• GIVEN INSTRUCTION: Repeat every entry word for word, skipping the pictures.

** Start of EXTRACTED DATA **

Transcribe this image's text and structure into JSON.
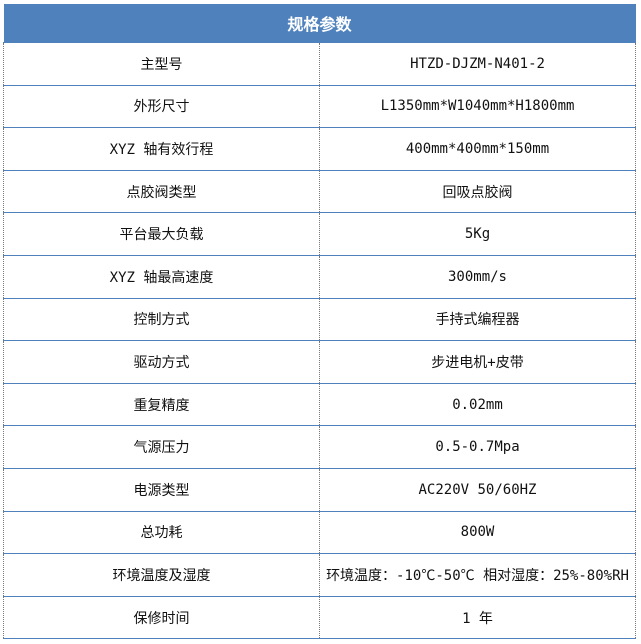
{
  "header": {
    "title": "规格参数"
  },
  "rows": [
    {
      "label": "主型号",
      "value": "HTZD-DJZM-N401-2"
    },
    {
      "label": "外形尺寸",
      "value": "L1350mm*W1040mm*H1800mm"
    },
    {
      "label": "XYZ 轴有效行程",
      "value": "400mm*400mm*150mm"
    },
    {
      "label": "点胶阀类型",
      "value": "回吸点胶阀"
    },
    {
      "label": "平台最大负载",
      "value": "5Kg"
    },
    {
      "label": "XYZ 轴最高速度",
      "value": "300mm/s"
    },
    {
      "label": "控制方式",
      "value": "手持式编程器"
    },
    {
      "label": "驱动方式",
      "value": "步进电机+皮带"
    },
    {
      "label": "重复精度",
      "value": "0.02mm"
    },
    {
      "label": "气源压力",
      "value": "0.5-0.7Mpa"
    },
    {
      "label": "电源类型",
      "value": "AC220V 50/60HZ"
    },
    {
      "label": "总功耗",
      "value": "800W"
    },
    {
      "label": "环境温度及湿度",
      "value": "环境温度：-10℃-50℃ 相对湿度：25%-80%RH"
    },
    {
      "label": "保修时间",
      "value": "1 年"
    }
  ],
  "colors": {
    "header_bg": "#4f81bd",
    "row_border": "#4f81bd"
  }
}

** End of EXTRACTED DATA **

• FINISHED EXERCISE:
Transcribe this image's text and structure into JSON.
{
  "header": {
    "title": "规格参数"
  },
  "rows": [
    {
      "label": "主型号",
      "value": "HTZD-DJZM-N401-2"
    },
    {
      "label": "外形尺寸",
      "value": "L1350mm*W1040mm*H1800mm"
    },
    {
      "label": "XYZ 轴有效行程",
      "value": "400mm*400mm*150mm"
    },
    {
      "label": "点胶阀类型",
      "value": "回吸点胶阀"
    },
    {
      "label": "平台最大负载",
      "value": "5Kg"
    },
    {
      "label": "XYZ 轴最高速度",
      "value": "300mm/s"
    },
    {
      "label": "控制方式",
      "value": "手持式编程器"
    },
    {
      "label": "驱动方式",
      "value": "步进电机+皮带"
    },
    {
      "label": "重复精度",
      "value": "0.02mm"
    },
    {
      "label": "气源压力",
      "value": "0.5-0.7Mpa"
    },
    {
      "label": "电源类型",
      "value": "AC220V 50/60HZ"
    },
    {
      "label": "总功耗",
      "value": "800W"
    },
    {
      "label": "环境温度及湿度",
      "value": "环境温度：-10℃-50℃ 相对湿度：25%-80%RH"
    },
    {
      "label": "保修时间",
      "value": "1 年"
    }
  ],
  "colors": {
    "header_bg": "#4f81bd",
    "row_border": "#4f81bd"
  }
}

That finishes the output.